[Figure content listings]
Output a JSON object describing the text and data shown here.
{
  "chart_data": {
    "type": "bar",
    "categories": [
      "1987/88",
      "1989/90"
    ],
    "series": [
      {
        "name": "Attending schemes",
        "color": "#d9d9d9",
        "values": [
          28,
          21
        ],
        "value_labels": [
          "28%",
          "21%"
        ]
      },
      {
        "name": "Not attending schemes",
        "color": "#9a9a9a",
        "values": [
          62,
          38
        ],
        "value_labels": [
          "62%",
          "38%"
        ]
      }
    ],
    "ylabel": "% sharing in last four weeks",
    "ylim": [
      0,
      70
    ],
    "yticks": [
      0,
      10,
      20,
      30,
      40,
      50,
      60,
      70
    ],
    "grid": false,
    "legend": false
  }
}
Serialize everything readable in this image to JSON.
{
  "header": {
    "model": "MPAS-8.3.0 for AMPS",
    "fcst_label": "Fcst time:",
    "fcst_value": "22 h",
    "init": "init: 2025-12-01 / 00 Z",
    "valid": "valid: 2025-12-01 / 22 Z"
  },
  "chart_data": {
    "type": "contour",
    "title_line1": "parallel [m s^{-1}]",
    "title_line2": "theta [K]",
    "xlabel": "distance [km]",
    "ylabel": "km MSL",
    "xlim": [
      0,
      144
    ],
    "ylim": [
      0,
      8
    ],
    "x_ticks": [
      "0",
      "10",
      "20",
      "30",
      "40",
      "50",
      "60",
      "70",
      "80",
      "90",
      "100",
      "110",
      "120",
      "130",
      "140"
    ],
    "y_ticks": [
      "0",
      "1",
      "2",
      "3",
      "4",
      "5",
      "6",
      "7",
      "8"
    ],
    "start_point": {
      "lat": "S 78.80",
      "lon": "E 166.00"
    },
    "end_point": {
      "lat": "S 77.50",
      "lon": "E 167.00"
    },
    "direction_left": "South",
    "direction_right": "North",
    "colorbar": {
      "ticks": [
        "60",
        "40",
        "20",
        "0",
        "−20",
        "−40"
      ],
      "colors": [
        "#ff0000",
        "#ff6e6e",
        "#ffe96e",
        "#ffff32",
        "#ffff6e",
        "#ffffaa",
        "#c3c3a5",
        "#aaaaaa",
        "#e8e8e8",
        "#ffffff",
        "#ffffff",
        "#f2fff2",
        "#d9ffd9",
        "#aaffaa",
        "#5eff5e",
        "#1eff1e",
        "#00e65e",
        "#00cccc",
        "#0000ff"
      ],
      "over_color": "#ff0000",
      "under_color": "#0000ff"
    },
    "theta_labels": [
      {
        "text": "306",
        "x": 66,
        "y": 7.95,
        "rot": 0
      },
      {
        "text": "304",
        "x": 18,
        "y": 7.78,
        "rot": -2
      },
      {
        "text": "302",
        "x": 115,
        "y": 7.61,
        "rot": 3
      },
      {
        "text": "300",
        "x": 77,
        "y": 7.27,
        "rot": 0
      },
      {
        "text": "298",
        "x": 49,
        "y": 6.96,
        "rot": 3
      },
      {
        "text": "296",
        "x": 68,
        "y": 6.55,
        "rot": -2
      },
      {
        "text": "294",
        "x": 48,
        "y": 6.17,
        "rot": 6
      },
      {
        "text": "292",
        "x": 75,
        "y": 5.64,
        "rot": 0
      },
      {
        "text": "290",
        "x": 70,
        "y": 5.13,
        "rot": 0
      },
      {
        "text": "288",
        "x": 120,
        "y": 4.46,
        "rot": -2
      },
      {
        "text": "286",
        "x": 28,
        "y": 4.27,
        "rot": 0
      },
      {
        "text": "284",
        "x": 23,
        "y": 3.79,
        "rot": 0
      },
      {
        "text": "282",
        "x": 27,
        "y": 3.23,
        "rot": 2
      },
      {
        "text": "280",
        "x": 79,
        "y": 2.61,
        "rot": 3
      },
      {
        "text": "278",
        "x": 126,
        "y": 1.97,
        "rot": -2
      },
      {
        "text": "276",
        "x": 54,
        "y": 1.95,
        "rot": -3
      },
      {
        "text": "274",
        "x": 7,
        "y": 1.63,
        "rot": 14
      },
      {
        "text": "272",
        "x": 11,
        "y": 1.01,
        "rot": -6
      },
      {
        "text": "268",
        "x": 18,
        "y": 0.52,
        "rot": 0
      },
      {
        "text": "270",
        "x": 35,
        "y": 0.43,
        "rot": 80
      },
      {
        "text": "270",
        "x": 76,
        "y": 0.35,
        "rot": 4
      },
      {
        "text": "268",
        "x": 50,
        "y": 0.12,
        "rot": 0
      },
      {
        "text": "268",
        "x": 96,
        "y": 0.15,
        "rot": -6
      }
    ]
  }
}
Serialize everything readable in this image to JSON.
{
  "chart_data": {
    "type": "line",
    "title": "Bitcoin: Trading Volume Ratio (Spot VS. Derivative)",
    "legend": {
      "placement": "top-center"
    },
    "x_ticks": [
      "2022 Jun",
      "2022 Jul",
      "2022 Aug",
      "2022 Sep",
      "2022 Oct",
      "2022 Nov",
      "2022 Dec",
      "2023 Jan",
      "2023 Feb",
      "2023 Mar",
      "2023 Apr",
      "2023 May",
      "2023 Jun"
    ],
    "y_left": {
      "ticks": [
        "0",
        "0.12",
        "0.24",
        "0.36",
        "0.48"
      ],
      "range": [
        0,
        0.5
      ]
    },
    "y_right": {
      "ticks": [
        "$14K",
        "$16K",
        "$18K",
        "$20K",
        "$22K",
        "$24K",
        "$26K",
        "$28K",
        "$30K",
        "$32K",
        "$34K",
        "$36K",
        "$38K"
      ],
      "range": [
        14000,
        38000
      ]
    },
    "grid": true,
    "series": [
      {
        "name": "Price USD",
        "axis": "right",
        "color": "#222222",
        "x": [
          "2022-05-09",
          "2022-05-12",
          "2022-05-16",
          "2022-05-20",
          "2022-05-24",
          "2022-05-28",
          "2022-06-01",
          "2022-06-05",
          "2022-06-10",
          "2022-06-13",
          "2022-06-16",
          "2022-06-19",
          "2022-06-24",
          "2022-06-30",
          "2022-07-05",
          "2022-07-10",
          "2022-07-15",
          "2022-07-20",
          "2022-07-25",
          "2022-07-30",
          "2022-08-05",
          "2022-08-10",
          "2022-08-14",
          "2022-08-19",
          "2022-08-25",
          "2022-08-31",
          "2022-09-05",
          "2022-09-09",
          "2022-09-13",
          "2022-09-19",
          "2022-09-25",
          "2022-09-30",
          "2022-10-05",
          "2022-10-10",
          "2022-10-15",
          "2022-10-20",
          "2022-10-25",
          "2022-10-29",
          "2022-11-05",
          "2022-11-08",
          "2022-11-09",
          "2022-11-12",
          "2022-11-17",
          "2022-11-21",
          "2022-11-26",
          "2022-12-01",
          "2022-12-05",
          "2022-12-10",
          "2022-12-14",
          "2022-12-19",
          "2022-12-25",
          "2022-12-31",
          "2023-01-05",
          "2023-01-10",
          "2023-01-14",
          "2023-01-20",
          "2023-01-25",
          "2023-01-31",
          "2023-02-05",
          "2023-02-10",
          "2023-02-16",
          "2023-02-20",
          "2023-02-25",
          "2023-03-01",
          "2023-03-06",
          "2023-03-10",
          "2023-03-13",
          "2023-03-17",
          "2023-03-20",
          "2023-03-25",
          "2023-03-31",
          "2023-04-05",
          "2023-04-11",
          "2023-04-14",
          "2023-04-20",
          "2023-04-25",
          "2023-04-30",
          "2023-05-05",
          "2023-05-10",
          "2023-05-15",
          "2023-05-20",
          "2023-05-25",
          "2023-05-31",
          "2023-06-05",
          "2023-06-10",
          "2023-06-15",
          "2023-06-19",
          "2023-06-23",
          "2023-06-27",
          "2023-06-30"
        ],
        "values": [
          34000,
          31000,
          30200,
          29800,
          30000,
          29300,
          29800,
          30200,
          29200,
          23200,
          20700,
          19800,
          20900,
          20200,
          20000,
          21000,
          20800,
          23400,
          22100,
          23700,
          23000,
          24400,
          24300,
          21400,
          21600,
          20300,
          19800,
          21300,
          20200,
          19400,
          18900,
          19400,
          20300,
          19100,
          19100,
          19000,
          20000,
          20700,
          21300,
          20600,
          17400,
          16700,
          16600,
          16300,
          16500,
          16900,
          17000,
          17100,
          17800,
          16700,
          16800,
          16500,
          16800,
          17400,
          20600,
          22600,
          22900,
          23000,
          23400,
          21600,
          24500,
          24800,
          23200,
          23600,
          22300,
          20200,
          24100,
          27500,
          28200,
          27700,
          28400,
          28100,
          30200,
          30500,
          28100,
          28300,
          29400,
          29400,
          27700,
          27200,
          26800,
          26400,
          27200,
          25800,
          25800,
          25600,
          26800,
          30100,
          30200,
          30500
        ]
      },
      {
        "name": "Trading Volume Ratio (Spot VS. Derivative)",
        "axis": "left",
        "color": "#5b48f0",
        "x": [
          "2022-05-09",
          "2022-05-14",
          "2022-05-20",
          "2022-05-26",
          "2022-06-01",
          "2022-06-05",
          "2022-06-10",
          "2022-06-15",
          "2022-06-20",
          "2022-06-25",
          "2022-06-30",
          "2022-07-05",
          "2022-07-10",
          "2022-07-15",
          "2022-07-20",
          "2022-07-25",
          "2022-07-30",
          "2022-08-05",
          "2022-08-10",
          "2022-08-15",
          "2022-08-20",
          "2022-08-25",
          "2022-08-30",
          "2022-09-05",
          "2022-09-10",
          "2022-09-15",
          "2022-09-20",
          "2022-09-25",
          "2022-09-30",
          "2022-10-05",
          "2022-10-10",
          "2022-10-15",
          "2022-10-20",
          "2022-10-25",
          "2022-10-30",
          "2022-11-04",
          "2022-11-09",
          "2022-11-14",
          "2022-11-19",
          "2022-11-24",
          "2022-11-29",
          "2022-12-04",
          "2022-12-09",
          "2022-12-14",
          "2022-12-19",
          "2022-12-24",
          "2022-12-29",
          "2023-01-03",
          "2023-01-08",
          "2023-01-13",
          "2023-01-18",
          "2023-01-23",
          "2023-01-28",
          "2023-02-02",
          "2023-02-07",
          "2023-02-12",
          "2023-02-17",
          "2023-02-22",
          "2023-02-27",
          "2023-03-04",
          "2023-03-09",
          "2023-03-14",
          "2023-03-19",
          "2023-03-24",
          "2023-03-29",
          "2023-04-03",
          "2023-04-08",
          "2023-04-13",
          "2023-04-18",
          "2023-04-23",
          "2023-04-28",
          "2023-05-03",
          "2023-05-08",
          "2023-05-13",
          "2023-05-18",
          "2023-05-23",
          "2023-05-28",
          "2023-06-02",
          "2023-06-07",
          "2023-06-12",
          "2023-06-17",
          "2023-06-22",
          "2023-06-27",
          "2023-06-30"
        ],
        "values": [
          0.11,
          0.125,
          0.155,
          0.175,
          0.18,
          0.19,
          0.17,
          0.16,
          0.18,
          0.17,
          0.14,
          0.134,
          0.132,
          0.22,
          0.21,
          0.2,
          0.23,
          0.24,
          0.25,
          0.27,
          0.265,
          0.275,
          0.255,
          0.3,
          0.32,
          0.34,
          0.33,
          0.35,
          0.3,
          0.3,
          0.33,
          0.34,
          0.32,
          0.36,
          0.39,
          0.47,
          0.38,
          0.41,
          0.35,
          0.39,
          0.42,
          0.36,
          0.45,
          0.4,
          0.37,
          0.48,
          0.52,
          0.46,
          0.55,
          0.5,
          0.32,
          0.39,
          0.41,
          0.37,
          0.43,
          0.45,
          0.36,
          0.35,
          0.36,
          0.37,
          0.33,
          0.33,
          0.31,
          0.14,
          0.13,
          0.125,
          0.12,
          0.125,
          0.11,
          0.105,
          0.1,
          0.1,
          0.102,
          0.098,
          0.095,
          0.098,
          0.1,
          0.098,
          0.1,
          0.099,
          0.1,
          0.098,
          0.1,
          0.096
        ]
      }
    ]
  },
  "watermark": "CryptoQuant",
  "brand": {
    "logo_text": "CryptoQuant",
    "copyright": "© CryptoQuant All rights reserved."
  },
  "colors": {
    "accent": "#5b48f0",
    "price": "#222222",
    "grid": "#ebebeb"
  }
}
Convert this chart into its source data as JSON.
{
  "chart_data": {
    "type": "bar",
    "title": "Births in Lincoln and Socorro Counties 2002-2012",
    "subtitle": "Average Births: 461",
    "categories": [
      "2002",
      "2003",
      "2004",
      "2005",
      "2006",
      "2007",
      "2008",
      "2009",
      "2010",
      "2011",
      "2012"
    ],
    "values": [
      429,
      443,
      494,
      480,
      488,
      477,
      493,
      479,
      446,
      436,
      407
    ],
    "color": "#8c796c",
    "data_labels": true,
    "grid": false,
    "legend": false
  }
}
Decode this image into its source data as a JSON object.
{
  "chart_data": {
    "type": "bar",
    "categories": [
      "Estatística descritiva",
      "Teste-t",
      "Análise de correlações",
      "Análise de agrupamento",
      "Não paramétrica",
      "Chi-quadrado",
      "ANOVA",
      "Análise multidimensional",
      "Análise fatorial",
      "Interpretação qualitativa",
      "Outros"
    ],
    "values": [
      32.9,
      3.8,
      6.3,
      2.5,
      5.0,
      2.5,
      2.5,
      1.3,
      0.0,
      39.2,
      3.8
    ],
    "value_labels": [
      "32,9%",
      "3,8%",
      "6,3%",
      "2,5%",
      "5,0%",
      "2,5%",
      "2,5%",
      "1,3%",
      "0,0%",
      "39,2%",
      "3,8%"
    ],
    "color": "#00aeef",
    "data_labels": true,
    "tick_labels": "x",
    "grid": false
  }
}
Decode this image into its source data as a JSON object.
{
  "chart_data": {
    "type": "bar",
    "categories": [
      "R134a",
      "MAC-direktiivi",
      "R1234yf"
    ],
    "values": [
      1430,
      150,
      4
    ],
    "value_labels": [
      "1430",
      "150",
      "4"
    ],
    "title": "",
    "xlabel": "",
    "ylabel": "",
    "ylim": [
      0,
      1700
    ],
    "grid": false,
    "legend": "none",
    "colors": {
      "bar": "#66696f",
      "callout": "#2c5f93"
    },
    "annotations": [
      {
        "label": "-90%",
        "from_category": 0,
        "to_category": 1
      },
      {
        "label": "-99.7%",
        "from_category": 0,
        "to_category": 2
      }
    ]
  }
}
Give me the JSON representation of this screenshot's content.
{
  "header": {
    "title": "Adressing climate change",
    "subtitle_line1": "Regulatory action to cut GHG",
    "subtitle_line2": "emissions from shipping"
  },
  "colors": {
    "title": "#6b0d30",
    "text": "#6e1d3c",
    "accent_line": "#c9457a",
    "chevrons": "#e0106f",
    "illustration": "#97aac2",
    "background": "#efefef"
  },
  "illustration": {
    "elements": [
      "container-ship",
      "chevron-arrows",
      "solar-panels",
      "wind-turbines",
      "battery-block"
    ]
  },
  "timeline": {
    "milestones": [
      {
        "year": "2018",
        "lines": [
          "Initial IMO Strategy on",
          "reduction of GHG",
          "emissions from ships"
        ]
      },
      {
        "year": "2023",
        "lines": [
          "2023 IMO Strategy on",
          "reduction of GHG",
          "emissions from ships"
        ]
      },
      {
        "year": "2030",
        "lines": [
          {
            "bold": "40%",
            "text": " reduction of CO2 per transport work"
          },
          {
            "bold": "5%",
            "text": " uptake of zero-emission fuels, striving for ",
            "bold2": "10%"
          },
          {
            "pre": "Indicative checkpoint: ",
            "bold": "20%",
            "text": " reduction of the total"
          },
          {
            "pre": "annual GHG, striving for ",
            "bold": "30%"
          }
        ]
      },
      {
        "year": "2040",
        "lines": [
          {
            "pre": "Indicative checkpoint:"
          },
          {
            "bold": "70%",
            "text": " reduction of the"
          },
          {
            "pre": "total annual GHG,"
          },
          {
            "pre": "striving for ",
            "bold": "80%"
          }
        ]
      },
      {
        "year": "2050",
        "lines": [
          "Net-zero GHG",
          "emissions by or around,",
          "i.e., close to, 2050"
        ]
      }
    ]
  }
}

→ **Goal**
Your task is to pick out every line with the string "Derivative" and copy it.

→ **Response to this exercise**
    "title": "Bitcoin: Trading Volume Ratio (Spot VS. Derivative)",
        "name": "Trading Volume Ratio (Spot VS. Derivative)",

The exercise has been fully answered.